▶ PAGE TEXT

+===+

Friday, December 16, 2016

Bicyclists! If you want to live, blow that red light!


     For Mad Max messengers, tattooed, wrapped in chains and merino wool, riding their $2,000 titanium alloy bicycles painted matte black to deter thieves, a red light is not a command to stop so much as a gentle hint there might be traffic whizzing ahead, so they should put on a burst of speed when threading between the cars and trucks.
     I knew bike messengers did that. Turns out, most everybody else does too.
     At least according to "POLICIES FOR PEDALING: Managing the Tradeoff between Speed & Safety for Biking in Chicago," a new study by the Chaddick Institute for Metropolitan Development at DePaul University.
     Turns out only 1 in 50 cyclists stop at stop signs if there's no traffic coming. A quarter don't stop when there is traffic. Red lights fare a bit better.
     Not only that, but the study gives the practice a big thumbs up.
     Which is a relief because, to be honest, even I roll through the stop signs and sometimes the lights.
     On my sky blue Divvy, huffing from Point A to Point B, I come to a red light, slow, and yes, I will jut a foot out and actually stop if there's cross traffic coming. If not, a quick glance left and right, a mental "So long, suckers!" tossed at the cars dutifully waiting, and onward across the street.

     Not only a way to conserve forward momentum — so important to tired 56-year-old legs pushing a 45-pound Divvy — but also as a safer way to ride.
     What might be dangerous, counterintuitively, is NOT blowing the red light.
     The DePaul paper cites a 2007 London study shows women are killed by large trucks at three times the rate of men, and they offer one of those Malcolm Gladwell-type explanations:
     “The Transport for London report posits that women are more vulnerable to truck collisions due to their tendency to be less likely to disobey red traffic signals than men. By going through a red traffic signal before it turns green, men are less likely to be caught in a truck driver’s blind spot. Instead, they get in front of the truck before it starts to enter the intersection.”

+===+

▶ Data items

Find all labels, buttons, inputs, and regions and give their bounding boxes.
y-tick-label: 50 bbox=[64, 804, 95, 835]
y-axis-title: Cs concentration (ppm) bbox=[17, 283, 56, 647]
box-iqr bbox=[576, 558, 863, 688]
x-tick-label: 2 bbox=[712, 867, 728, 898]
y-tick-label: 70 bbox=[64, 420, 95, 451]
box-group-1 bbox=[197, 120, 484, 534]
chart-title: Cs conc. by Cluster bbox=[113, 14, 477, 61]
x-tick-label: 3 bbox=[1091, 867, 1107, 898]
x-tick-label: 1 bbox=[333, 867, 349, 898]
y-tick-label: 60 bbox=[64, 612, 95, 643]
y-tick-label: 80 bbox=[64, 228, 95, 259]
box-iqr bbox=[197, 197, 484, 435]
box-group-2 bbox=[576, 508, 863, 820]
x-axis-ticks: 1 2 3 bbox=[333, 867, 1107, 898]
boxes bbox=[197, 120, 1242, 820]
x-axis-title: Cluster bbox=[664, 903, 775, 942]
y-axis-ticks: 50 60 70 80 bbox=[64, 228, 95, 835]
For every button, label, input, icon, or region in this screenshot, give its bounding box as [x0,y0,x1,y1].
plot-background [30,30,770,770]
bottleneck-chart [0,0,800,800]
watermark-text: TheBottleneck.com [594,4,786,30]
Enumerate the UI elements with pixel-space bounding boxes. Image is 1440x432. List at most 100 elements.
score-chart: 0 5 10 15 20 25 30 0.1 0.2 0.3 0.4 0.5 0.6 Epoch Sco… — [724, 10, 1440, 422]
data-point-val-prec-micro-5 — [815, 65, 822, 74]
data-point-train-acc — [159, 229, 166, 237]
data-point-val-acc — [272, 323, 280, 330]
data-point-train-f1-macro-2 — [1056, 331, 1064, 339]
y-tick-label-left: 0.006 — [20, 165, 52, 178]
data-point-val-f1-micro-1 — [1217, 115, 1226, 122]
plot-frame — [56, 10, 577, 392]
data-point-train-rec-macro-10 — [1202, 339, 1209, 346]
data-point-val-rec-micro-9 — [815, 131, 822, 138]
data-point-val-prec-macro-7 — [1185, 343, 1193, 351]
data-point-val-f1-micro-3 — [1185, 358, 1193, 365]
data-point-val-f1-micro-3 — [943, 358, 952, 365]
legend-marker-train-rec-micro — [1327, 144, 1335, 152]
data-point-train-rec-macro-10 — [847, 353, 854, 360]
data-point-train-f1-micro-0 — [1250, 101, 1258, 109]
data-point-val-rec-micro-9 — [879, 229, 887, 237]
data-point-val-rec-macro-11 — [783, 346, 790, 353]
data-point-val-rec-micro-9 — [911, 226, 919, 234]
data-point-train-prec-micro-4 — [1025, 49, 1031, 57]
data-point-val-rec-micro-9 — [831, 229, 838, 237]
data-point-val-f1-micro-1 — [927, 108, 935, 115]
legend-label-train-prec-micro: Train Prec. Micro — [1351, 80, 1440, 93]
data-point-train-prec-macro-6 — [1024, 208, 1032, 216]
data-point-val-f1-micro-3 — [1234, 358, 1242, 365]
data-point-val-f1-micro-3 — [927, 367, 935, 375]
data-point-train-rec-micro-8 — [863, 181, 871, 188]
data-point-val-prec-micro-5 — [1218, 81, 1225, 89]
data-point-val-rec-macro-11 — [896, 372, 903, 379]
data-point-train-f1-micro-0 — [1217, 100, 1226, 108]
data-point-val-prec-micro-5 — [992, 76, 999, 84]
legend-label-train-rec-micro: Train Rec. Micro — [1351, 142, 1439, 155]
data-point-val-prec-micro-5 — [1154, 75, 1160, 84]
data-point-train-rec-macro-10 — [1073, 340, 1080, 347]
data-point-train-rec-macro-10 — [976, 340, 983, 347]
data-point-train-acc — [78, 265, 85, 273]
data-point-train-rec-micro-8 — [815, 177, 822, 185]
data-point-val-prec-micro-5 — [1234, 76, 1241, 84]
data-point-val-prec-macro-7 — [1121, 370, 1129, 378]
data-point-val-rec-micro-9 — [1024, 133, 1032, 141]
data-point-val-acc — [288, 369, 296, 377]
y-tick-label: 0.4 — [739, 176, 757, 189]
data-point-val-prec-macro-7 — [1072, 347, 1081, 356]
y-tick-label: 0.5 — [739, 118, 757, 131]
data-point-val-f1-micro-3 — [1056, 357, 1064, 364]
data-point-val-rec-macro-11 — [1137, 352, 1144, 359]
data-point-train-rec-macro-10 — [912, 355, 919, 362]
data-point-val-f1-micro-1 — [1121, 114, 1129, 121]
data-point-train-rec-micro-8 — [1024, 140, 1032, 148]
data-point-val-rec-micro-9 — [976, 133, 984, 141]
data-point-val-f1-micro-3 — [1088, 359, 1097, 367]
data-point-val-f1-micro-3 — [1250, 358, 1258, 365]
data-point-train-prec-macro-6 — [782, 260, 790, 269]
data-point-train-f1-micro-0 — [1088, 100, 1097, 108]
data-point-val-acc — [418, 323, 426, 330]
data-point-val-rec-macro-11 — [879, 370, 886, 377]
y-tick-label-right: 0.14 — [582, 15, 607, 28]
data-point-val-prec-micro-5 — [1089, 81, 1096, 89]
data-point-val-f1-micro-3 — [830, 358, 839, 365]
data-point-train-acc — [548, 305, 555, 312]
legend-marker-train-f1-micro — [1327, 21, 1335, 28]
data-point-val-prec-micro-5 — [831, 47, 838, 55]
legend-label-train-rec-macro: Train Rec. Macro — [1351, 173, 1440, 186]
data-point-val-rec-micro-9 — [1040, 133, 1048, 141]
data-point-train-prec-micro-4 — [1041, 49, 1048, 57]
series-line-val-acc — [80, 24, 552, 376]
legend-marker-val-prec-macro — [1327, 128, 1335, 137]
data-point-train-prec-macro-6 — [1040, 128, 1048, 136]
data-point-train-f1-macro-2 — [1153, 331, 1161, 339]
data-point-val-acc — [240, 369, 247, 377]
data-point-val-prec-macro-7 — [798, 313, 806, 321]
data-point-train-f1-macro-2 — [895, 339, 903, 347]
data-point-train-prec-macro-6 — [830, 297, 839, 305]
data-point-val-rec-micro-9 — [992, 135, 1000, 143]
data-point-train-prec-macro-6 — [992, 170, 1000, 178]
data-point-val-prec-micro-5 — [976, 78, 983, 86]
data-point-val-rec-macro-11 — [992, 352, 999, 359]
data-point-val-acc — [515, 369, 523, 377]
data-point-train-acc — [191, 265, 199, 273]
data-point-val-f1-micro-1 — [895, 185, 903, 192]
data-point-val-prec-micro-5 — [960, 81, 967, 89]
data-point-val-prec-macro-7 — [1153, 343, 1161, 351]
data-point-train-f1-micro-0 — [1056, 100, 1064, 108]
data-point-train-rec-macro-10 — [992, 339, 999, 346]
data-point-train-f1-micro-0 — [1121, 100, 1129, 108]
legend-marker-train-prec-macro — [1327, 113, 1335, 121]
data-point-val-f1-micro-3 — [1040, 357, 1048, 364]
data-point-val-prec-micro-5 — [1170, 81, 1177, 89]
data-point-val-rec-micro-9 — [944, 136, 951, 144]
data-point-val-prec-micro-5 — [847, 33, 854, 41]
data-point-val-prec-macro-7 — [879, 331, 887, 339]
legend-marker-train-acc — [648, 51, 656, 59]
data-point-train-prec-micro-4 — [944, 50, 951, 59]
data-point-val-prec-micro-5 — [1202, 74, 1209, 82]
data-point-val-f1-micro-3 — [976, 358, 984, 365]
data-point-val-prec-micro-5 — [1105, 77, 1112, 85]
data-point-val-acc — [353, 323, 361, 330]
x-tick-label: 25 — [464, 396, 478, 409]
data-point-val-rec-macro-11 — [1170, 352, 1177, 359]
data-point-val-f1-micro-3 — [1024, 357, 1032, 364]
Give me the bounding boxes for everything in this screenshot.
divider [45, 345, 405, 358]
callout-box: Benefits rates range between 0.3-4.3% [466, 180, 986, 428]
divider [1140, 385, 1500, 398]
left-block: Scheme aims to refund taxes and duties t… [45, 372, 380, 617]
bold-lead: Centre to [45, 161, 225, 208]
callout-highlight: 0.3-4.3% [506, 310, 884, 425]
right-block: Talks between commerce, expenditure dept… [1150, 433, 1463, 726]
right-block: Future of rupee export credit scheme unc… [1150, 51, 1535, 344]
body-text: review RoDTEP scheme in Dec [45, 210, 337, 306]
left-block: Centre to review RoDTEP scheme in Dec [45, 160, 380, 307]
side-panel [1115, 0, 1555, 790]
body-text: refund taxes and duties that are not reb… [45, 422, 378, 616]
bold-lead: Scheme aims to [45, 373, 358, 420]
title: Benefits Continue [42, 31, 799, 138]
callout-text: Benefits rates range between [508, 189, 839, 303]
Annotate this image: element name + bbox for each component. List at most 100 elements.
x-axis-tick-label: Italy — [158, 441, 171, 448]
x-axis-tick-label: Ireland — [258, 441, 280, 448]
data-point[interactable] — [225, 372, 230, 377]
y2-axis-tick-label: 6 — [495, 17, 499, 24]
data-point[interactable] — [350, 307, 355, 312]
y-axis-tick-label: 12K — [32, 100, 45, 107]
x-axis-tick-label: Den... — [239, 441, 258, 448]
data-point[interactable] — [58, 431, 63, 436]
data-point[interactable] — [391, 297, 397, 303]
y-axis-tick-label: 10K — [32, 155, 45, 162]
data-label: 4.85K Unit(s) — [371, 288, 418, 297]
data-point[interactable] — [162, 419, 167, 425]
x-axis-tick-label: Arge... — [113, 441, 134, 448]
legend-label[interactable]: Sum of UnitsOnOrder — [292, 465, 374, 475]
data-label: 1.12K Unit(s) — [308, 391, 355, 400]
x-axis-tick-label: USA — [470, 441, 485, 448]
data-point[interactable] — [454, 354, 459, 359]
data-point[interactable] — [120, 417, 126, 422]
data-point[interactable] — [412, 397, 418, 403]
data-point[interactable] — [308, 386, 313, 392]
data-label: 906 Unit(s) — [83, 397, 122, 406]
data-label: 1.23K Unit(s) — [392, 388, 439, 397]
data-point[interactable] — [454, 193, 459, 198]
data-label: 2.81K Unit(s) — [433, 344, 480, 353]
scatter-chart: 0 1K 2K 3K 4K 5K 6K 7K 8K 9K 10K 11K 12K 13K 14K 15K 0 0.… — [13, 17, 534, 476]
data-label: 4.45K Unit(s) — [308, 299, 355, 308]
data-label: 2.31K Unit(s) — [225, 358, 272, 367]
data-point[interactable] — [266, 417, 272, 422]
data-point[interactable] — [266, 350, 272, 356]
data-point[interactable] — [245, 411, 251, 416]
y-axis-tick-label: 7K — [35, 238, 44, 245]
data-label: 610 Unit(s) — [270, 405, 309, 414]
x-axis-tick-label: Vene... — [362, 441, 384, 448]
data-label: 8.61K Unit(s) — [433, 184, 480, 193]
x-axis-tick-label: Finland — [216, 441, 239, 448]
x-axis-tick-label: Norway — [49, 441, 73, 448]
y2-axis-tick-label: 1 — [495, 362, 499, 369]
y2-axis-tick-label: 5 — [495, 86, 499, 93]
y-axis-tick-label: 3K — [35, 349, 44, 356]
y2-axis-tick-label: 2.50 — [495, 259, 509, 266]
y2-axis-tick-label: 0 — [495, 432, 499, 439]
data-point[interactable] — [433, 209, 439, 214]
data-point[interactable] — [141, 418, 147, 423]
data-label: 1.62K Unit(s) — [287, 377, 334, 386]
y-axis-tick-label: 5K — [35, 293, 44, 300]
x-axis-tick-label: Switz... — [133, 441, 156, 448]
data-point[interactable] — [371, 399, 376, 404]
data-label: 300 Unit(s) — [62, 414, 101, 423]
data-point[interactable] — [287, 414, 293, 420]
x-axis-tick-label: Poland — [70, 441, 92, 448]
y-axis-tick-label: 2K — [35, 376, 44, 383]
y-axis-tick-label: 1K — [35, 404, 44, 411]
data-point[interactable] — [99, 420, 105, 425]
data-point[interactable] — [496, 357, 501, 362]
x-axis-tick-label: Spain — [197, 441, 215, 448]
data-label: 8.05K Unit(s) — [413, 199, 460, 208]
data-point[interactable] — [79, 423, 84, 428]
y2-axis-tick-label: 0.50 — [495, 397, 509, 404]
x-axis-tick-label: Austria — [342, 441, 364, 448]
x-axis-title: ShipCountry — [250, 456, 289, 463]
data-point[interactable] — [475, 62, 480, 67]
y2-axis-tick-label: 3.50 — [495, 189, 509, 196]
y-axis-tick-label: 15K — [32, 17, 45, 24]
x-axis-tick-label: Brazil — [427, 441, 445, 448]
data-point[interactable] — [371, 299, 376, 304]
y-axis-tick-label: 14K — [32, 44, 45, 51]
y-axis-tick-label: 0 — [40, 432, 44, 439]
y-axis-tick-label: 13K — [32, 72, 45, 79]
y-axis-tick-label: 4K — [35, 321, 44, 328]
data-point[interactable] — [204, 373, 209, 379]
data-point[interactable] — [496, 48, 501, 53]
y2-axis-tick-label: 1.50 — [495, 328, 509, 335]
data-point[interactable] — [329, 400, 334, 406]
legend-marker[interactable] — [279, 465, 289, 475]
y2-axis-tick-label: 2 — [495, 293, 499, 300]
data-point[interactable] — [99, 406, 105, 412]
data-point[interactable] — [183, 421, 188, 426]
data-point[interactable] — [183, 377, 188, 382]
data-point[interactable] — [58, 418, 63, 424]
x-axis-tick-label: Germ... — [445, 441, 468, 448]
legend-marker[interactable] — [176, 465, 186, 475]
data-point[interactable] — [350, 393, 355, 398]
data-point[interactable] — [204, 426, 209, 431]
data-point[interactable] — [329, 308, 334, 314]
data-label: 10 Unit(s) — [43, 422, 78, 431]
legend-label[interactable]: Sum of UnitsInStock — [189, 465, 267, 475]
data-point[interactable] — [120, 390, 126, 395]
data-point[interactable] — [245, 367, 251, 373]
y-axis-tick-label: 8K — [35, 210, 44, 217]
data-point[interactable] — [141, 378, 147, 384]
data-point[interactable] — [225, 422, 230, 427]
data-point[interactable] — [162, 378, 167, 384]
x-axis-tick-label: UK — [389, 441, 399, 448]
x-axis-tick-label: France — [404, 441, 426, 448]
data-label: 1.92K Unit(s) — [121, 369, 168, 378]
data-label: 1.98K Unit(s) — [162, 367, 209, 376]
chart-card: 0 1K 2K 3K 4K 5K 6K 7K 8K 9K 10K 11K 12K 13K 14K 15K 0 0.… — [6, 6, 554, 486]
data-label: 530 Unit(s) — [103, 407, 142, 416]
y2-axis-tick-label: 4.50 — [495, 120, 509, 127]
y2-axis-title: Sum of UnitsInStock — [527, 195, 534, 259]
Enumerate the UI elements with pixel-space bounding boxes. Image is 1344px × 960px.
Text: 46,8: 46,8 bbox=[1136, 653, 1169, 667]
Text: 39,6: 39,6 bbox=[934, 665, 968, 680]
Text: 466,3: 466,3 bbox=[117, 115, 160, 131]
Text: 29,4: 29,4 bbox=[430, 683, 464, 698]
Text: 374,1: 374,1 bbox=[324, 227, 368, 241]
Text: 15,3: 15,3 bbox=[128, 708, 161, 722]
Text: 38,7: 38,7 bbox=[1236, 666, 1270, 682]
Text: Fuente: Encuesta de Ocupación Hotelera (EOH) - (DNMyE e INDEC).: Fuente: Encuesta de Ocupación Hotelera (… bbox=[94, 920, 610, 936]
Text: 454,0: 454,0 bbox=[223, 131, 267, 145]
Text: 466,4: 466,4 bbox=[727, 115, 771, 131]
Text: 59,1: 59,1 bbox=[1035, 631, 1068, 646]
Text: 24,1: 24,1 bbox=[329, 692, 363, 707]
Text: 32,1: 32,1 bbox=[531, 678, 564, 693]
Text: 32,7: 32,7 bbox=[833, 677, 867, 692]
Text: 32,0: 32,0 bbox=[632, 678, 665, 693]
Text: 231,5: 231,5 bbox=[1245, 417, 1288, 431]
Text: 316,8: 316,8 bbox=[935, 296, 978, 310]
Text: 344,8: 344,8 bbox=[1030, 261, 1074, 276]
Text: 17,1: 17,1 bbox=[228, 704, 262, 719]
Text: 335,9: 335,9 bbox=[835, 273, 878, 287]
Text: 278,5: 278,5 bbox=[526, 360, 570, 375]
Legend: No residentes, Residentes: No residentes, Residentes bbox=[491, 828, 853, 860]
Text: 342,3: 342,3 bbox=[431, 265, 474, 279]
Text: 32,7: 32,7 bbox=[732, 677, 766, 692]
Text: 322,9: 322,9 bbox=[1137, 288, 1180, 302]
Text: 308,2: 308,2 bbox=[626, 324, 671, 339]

+===+

▶ WRITTEN EXERCISE 1
Update the cycling column's passage starting with "On my sky blue" and going on through "the red light.", with "sky blue" swapped for "bright red".
▶ WRITTEN EXERCISE 2
According to the cycling column, how many cyclists stop at stop signs when no traffic is coming?
▶ WRITTEN EXERCISE 3
Continue the cycling column from its last sentence.

▶ FINAL RESULT 1
On my bright red Divvy, huffing from Point A to Point B, I come to a red light, slow, and yes, I will jut a foot out and actually stop if there's cross traffic coming. If not, a quick glance left and right, a mental "So long, suckers!" tossed at the cars dutifully waiting, and onward across the street.

     Not only a way to conserve forward momentum — so important to tired 56-year-old legs pushing a 45-pound Divvy — but also as a safer way to ride.
     What might be dangerous, counterintuitively, is NOT blowing the red light.

▶ FINAL RESULT 2
Only 1 in 50.

▶ FINAL RESULT 3
     I knew it felt right to blast out ahead of traffic before those trucks. The study also encourages the city to make such “Idaho Stops’ legal (so called because Idaho did just that in 1982 and bike accidents went down). Though I don’t imagine Chicago police are writing many tickets on rolling through red lights — about 1,300 tickets a year are written to Chicago bicyclists, the “vast majority” for riding on the sidewalk, illegal for those older than 12.
     The study also found what I already know — I love studies that do that: bikes are a better way around town. In 33 out of 45 matched trips between randomly chosen points in the city, biking is faster. And these were long trips — average seven miles. For trips of a mile or so, the bike wins hands down. Faster than a car or cab, which have to sit at lights remember.
     And cheaper. A yearly Divvy membership costs 30 cents a day. It costs $3.25 just to get in a cab, which I hardly ever do. I broke down and got in a cab last week, because it was 5 p.m. and I was at the Hilton on South Michigan and figured I’d race to Union Station and catch an earlier train. Big mistake. The ride cost $10 — well, that’s what I spent when I realized I could walk faster and get out. The only reason I took the cab, I realized grimly, was it had been so long I forgot what they are like.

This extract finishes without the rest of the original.